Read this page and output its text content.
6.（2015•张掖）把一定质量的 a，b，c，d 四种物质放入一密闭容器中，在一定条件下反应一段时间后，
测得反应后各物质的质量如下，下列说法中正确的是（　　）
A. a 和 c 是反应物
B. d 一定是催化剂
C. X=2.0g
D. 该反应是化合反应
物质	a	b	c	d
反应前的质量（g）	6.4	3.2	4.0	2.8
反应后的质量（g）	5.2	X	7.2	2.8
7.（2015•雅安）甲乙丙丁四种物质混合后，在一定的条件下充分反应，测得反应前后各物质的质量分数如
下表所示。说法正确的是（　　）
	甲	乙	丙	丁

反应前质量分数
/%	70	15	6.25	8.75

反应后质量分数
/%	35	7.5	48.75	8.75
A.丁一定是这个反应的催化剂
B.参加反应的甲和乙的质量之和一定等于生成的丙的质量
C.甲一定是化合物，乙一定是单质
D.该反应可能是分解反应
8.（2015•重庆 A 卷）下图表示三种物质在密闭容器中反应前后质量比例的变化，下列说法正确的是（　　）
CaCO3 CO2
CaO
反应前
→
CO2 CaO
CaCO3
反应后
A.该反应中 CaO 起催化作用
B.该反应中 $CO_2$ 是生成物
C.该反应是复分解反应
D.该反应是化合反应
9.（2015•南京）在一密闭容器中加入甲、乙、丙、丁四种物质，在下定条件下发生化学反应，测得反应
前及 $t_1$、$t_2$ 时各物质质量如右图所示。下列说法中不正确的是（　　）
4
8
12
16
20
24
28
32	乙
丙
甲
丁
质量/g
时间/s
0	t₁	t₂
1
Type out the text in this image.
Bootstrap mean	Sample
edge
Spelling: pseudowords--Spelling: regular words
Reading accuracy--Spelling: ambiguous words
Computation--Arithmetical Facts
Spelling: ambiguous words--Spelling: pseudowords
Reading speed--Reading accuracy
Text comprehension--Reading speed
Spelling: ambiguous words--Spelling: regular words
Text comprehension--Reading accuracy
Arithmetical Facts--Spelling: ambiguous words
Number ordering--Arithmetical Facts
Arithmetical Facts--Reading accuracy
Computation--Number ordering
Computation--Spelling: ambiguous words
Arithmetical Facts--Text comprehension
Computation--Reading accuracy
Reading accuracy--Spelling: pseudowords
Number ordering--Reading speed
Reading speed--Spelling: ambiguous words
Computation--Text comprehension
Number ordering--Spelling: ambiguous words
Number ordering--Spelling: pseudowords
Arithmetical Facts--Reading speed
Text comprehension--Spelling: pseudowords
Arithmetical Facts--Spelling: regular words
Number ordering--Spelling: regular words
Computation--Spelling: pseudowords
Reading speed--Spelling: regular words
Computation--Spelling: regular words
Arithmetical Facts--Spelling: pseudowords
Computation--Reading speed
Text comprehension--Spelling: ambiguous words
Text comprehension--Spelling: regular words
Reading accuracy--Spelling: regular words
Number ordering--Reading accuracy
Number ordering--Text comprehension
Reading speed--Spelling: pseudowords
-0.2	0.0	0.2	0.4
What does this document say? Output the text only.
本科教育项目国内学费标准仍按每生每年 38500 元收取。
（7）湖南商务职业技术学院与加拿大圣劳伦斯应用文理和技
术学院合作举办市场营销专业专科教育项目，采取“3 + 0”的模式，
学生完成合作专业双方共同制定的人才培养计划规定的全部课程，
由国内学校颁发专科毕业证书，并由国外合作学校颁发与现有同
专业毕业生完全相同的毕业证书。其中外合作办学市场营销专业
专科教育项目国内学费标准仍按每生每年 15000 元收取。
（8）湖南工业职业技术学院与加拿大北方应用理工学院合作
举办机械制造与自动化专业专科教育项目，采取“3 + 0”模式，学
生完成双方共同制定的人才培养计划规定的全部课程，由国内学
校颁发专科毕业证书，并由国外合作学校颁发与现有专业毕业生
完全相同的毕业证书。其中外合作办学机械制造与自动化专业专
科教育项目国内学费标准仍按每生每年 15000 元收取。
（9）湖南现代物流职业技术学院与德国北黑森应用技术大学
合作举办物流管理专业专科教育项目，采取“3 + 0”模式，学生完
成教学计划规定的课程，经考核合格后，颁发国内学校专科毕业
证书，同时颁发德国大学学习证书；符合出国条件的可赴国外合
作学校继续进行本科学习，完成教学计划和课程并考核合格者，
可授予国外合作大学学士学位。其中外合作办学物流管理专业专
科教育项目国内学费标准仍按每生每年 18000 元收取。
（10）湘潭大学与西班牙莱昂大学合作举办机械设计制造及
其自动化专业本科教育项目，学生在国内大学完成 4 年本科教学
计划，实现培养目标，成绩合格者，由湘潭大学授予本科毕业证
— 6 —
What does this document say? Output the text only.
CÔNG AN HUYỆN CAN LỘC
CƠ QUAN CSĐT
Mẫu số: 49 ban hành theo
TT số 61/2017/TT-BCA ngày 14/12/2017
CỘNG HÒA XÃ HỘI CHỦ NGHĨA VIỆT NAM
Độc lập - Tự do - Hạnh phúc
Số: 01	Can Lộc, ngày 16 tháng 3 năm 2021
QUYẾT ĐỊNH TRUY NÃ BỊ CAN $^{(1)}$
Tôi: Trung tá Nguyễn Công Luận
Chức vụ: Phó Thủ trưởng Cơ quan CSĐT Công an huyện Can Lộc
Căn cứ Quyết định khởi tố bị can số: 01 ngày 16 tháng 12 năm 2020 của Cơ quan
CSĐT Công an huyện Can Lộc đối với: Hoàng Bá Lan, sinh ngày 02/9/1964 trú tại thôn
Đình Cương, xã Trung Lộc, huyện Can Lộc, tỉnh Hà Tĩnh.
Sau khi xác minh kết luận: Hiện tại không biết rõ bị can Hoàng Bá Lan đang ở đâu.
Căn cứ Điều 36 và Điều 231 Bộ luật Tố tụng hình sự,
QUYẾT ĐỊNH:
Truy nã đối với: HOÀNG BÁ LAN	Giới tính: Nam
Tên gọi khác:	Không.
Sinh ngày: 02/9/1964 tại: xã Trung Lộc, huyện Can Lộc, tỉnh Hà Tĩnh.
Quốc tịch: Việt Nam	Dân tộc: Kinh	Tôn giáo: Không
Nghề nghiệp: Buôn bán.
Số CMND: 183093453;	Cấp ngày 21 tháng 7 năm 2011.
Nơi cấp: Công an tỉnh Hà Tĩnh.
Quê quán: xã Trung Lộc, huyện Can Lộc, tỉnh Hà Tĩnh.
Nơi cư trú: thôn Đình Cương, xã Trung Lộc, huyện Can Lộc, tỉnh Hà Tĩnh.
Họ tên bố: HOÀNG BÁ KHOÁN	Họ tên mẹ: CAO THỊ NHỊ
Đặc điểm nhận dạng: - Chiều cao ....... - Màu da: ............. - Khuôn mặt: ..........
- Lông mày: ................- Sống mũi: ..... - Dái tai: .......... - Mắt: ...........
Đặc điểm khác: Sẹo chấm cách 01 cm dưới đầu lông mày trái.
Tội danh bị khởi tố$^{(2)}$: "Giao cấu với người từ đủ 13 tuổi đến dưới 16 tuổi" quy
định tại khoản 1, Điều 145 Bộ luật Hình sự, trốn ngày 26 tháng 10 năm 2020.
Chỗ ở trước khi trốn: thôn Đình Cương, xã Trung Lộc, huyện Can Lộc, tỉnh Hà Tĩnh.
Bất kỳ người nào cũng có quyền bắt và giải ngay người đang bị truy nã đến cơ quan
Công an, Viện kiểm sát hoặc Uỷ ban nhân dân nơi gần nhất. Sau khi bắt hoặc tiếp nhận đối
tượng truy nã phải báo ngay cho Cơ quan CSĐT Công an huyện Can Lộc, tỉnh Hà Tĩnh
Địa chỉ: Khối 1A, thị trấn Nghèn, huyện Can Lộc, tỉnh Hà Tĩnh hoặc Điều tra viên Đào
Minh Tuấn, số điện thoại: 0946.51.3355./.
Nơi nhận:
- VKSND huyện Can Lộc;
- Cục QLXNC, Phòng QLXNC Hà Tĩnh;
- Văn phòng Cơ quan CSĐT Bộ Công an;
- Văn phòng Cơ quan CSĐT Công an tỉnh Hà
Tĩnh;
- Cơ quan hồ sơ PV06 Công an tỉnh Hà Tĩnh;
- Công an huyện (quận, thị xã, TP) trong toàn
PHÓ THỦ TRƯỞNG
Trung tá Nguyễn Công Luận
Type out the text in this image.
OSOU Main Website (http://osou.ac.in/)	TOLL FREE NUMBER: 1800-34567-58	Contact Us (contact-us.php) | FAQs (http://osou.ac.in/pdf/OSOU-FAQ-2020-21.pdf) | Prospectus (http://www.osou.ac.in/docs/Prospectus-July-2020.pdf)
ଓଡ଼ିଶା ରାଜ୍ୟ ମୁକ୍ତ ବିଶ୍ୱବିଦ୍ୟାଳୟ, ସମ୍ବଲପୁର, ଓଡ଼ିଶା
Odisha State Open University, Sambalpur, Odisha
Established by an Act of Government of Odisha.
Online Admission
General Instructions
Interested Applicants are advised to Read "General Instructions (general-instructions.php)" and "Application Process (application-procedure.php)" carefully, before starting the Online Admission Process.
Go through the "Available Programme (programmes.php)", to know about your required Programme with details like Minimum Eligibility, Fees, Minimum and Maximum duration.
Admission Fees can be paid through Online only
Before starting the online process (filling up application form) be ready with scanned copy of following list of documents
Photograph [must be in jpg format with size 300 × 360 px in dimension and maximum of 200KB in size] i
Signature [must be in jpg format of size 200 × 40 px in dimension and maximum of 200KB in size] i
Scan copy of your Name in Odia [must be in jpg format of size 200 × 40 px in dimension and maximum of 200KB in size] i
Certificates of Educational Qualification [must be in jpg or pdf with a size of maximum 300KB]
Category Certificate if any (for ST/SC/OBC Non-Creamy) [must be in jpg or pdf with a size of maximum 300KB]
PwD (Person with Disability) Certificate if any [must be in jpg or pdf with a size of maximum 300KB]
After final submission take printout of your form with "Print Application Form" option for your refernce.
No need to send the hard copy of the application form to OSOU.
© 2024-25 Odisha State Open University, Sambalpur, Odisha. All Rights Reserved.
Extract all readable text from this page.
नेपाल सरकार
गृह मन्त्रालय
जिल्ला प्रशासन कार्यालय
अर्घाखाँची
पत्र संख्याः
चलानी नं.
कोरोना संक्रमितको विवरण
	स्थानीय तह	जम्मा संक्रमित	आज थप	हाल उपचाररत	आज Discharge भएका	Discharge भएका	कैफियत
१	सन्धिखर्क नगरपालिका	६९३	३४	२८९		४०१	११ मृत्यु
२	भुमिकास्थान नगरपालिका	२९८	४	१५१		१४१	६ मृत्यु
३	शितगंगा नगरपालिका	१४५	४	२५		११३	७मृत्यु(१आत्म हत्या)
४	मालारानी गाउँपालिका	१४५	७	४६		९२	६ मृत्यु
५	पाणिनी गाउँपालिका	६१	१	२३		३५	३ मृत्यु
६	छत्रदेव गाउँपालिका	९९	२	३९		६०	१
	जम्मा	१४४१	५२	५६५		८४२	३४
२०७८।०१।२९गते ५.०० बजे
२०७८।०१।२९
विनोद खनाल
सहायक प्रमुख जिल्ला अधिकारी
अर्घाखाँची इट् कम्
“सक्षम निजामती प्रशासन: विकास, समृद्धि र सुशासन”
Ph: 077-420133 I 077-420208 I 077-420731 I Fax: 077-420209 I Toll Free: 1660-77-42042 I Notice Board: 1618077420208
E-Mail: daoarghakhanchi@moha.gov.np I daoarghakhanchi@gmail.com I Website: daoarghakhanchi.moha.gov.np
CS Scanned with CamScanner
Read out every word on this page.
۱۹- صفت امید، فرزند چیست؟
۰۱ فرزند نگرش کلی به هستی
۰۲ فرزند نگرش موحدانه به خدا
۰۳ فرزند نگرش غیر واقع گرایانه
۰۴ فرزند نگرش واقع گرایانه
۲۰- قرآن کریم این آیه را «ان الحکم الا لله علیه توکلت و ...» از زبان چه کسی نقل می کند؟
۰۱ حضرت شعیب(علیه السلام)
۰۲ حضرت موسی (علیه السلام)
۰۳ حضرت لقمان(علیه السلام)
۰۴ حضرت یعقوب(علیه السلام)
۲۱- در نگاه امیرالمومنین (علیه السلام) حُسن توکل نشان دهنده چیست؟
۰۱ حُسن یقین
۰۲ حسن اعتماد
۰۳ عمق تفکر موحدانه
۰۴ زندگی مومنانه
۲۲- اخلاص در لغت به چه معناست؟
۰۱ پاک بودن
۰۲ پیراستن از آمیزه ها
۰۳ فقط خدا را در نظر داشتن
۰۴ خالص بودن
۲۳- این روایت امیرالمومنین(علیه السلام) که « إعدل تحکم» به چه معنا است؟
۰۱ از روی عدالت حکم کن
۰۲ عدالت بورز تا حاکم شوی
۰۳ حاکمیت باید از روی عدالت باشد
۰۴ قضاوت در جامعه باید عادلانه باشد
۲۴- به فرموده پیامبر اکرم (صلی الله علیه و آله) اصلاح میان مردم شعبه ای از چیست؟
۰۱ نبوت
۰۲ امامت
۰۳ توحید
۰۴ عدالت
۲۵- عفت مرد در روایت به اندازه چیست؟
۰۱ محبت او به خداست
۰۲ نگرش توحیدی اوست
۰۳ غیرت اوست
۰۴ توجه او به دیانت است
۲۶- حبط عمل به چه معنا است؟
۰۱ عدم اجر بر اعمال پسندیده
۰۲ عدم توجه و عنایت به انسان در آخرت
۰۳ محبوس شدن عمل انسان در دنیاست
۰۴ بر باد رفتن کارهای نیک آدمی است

◇ ◇ ◇ ◇ ◇

Report all lines of the data that include the word "ordering".

▶ [FINISHED TASK]:
Number ordering--Arithmetical Facts
Computation--Number ordering
Number ordering--Reading speed
Number ordering--Spelling: ambiguous words
Number ordering--Spelling: pseudowords
Number ordering--Spelling: regular words
Number ordering--Reading accuracy
Number ordering--Text comprehension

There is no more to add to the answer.